* TESTO FORNITO:
Dall’Out of Africa alla pigmentazione degli Europei
Non è un caso isolato. Per decenni la teoria dell’Out of Africa è stata imposta come dogma scolastico, accademico e culturale: l’umanità intera discenderebbe da un’unica popolazione africana migrata 70.000 anni fa. Un’idea che da teoria scientifica (probabile fino a prova contraria) si è trasformata negli anni nel pilastro del paradigma politico: “siamo tutti migranti africani”. Una teoria che però vacilla già da tanti anni, senza che questa venga minimamente intaccata nell’immaginario comune. Nessuna “notizia senzazionale” è stata data sui reperti di Djebel Irhoud in Marocco, datati a oltre 300.000 anni fa, che hanno anticipato di 100.000 anni l’origine della nostra specie. Nemmeno sulle scoperte del Max Planck Institute guidato da Svante Pääbo che hanno mostrato incroci fra sapiens, Neanderthal e Denisova in Asia. In effetti, il DNA denisoviano riscontrato nelle popolazioni dell’Estremo Oriente, insieme al ritrovamento in Grecia di un ominide più antico di un milione di anni rispetto ai reperti africani, hanno già smontato l’idea di un’unica “culla africana”. Allora ecco la svolta narrativa: se non possiamo più dire che veniamo tutti dall’Africa, dobbiamo almeno dire che eravamo comunque tutti neri. La stessa logica, con un lessico aggiornato.

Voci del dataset

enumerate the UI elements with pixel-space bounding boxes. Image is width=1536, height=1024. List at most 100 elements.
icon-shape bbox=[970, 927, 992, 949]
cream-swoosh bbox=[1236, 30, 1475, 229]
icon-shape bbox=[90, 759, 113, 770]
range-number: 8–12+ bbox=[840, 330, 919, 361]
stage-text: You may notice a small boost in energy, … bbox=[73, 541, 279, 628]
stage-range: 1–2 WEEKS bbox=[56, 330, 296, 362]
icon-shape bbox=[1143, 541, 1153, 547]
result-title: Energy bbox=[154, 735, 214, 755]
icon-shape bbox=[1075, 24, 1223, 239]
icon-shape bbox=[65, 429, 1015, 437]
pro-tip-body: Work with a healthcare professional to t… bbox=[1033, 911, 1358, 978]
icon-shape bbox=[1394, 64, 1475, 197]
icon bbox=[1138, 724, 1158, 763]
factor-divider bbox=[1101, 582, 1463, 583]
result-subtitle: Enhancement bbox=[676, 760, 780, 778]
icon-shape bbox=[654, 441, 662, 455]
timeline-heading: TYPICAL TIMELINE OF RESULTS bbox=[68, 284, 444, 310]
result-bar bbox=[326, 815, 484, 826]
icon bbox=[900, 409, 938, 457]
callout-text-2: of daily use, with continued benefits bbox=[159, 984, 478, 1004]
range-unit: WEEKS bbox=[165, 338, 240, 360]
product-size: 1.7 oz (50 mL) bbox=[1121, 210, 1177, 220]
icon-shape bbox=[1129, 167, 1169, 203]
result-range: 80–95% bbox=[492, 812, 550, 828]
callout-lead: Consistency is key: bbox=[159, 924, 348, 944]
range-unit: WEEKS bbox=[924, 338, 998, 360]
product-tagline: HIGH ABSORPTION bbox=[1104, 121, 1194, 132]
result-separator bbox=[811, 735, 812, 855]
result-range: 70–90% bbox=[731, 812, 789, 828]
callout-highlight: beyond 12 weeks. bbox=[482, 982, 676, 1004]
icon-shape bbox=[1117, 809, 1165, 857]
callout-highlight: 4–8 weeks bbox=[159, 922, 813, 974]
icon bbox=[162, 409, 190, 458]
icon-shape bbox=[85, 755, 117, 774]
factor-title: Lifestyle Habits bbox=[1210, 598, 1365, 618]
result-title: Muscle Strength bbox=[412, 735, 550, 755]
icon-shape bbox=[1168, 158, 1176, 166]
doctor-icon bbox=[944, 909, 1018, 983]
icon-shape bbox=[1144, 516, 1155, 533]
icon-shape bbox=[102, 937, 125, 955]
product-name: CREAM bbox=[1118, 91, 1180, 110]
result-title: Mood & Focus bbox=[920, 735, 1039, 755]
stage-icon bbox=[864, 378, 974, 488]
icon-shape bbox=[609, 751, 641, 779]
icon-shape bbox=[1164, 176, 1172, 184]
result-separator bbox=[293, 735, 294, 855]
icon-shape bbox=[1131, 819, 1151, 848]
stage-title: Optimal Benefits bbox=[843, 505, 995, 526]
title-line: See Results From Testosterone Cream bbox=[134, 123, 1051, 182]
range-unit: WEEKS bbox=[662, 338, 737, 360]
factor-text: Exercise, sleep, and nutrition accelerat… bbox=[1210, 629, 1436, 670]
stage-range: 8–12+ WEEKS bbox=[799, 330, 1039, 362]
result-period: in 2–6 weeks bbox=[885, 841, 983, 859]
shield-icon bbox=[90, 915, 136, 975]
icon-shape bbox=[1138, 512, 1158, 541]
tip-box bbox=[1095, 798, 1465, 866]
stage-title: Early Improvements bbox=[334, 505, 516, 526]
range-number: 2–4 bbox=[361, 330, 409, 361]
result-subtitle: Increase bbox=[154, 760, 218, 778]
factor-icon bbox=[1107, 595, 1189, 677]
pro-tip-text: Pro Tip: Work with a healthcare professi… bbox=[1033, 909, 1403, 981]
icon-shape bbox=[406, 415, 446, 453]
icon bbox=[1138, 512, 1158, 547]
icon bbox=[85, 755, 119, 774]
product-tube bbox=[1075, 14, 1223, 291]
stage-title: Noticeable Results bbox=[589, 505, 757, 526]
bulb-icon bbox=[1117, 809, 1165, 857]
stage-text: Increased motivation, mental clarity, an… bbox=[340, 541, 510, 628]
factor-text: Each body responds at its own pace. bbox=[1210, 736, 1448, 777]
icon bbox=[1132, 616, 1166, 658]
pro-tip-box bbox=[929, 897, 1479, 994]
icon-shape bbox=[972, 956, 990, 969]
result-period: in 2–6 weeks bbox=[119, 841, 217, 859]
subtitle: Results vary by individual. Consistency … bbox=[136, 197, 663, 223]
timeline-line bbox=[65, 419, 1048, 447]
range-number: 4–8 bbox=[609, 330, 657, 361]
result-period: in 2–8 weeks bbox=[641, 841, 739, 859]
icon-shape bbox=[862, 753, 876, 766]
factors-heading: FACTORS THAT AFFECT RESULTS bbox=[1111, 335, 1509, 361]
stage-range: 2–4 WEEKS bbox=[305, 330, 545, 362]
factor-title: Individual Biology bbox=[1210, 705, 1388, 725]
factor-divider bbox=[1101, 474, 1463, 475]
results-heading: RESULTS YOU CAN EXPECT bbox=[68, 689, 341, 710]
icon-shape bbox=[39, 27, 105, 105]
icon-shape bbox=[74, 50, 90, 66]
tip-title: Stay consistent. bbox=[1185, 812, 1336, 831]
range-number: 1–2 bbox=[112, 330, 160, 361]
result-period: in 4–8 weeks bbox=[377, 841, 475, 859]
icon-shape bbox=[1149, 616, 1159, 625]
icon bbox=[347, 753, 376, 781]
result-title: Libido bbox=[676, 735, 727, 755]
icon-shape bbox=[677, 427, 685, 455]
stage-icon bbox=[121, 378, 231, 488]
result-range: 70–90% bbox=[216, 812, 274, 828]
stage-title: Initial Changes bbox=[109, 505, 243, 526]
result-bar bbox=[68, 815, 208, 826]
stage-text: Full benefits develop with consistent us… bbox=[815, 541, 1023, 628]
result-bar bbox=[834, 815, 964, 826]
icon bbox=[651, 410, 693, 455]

* CONSEGNA:
Secondo il testo sulla teoria dell'Out of Africa, a quanti anni fa risalgono i reperti di Djebel Irhoud in Marocco? I record non hanno alcun legame con il testo.

* SPAZIO RISPOSTA:
Risalgono a oltre 300.000 anni fa.